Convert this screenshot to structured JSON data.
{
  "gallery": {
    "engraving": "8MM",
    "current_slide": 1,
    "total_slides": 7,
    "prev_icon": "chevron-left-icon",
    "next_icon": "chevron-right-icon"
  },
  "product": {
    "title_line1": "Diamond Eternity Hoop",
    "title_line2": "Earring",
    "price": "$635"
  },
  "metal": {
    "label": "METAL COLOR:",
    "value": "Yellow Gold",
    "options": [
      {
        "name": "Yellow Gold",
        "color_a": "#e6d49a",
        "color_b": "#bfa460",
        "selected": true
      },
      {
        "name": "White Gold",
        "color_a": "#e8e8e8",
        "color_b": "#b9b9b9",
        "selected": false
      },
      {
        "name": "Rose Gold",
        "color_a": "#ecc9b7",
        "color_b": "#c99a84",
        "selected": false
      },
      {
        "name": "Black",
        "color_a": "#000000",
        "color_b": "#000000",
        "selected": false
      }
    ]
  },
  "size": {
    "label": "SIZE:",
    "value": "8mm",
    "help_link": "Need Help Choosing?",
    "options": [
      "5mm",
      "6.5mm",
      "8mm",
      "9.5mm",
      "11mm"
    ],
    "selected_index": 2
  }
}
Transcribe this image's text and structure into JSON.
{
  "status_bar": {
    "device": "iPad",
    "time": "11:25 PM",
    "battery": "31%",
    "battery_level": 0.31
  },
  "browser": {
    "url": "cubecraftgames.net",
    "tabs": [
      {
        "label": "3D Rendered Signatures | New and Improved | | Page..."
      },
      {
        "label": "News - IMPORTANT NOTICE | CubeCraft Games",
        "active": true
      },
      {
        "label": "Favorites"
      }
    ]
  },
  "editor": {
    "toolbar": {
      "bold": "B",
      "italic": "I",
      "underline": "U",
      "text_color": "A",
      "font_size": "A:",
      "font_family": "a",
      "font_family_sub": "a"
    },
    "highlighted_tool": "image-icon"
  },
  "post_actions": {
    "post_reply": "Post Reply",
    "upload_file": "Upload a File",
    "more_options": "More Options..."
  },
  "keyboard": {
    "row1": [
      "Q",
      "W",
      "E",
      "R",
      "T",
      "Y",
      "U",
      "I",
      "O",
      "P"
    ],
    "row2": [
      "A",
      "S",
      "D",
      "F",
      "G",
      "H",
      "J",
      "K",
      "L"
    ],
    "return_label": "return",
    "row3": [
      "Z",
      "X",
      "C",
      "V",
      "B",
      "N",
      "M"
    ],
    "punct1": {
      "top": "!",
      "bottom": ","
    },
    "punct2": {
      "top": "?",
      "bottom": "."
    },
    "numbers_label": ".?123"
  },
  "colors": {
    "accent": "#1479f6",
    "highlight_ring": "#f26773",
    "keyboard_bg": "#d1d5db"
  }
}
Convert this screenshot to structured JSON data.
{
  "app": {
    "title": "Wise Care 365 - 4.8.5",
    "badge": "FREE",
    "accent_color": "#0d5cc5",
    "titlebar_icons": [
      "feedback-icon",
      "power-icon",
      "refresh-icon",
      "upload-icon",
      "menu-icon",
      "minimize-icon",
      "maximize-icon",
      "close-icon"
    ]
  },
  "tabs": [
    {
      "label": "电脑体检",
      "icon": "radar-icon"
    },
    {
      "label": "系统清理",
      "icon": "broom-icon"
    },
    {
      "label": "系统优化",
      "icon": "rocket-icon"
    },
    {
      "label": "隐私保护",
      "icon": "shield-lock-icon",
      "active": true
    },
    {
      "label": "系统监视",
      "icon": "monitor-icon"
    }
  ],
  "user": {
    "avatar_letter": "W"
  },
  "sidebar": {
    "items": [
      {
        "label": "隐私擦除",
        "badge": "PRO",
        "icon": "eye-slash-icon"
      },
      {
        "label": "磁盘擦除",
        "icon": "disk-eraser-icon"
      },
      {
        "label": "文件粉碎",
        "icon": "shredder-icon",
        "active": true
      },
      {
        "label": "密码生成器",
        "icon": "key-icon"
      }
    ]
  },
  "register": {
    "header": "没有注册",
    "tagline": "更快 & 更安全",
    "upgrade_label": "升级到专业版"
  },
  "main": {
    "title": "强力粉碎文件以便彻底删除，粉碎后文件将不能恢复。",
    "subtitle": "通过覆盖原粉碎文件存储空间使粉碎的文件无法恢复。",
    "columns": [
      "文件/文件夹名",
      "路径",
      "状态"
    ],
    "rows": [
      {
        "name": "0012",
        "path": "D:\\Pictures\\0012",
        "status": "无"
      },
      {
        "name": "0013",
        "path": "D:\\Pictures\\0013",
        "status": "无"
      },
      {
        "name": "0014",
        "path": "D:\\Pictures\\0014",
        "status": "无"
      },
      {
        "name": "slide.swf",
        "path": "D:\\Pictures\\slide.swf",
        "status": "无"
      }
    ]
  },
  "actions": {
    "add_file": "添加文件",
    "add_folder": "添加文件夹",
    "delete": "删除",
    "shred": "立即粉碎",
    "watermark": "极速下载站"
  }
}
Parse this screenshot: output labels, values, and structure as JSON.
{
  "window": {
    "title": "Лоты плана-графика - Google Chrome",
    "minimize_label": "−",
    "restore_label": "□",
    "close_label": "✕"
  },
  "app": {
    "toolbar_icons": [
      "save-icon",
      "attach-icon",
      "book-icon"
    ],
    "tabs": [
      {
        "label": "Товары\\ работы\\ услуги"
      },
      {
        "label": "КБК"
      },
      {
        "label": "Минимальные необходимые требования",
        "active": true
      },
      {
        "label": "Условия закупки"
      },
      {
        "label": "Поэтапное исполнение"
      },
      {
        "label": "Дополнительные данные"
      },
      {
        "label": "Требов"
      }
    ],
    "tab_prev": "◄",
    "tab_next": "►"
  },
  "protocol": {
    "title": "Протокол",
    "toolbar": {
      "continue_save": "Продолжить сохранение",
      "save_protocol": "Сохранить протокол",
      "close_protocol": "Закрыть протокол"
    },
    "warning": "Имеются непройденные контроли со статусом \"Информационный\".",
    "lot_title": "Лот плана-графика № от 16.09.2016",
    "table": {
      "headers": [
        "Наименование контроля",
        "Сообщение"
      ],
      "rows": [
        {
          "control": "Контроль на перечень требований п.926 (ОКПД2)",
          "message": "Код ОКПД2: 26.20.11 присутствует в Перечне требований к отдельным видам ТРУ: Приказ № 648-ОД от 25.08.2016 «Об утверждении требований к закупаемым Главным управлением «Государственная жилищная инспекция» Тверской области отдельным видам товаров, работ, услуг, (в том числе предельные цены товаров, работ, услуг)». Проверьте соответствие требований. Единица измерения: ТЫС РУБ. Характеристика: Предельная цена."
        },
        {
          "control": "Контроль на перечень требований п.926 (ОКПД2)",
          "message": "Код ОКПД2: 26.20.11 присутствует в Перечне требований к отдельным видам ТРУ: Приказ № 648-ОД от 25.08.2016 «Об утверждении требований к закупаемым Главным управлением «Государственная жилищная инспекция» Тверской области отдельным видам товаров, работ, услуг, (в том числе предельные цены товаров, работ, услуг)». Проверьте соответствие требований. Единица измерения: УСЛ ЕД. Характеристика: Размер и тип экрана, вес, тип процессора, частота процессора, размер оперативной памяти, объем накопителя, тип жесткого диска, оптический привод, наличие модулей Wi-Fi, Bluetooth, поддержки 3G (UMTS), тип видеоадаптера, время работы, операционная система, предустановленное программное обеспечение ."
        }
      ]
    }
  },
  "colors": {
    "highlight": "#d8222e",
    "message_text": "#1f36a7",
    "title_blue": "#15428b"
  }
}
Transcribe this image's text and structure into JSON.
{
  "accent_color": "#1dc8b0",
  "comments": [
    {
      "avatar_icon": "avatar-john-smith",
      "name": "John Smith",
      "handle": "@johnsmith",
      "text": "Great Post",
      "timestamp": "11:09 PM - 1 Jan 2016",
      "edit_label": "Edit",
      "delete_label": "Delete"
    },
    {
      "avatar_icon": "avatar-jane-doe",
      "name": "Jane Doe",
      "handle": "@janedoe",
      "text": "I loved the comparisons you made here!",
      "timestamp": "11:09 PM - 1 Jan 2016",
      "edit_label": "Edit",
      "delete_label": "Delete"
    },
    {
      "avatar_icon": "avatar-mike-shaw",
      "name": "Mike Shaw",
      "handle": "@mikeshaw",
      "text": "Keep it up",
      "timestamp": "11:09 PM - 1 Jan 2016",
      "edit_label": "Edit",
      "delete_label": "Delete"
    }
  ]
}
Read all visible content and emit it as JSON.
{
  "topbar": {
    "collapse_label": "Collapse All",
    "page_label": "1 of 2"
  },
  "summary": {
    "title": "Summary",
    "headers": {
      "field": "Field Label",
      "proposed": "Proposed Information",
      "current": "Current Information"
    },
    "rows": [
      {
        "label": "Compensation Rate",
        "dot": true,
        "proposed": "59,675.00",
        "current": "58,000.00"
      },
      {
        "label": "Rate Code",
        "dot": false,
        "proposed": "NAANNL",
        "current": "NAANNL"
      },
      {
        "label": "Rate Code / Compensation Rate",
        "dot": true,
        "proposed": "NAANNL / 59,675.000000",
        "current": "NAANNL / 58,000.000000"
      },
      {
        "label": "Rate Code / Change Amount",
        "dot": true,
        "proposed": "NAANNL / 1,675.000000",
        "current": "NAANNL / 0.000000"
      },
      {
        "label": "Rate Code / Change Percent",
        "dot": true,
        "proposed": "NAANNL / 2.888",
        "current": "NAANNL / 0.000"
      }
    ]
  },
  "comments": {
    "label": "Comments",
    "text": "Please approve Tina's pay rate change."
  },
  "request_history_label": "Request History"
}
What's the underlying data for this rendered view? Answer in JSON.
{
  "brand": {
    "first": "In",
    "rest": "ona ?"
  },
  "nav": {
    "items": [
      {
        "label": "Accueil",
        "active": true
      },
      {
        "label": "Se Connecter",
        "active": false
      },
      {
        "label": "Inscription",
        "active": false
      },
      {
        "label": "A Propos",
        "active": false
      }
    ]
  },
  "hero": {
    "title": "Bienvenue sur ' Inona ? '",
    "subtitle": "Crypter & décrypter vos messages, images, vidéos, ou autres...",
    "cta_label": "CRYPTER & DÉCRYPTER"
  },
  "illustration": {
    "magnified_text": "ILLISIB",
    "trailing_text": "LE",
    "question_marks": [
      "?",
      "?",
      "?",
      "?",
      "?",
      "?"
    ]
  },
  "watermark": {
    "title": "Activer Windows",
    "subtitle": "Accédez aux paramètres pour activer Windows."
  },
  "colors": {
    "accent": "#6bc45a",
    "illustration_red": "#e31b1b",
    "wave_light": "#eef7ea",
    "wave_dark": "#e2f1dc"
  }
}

- - -

**Work required**
Which lines include the word "работы"? Copy every one of them.

**Written response**
        "label": "Товары\\ работы\\ услуги"
          "message": "Код ОКПД2: 26.20.11 присутствует в Перечне требований к отдельным видам ТРУ: Приказ № 648-ОД от 25.08.2016 «Об утверждении требований к закупаемым Главным управлением «Государственная жилищная инспекция» Тверской области отдельным видам товаров, работ, услуг, (в том числе предельные цены товаров, работ, услуг)». Проверьте соответствие требований. Единица измерения: УСЛ ЕД. Характеристика: Размер и тип экрана, вес, тип процессора, частота процессора, размер оперативной памяти, объем накопителя, тип жесткого диска, оптический привод, наличие модулей Wi-Fi, Bluetooth, поддержки 3G (UMTS), тип видеоадаптера, время работы, операционная система, предустановленное программное обеспечение ."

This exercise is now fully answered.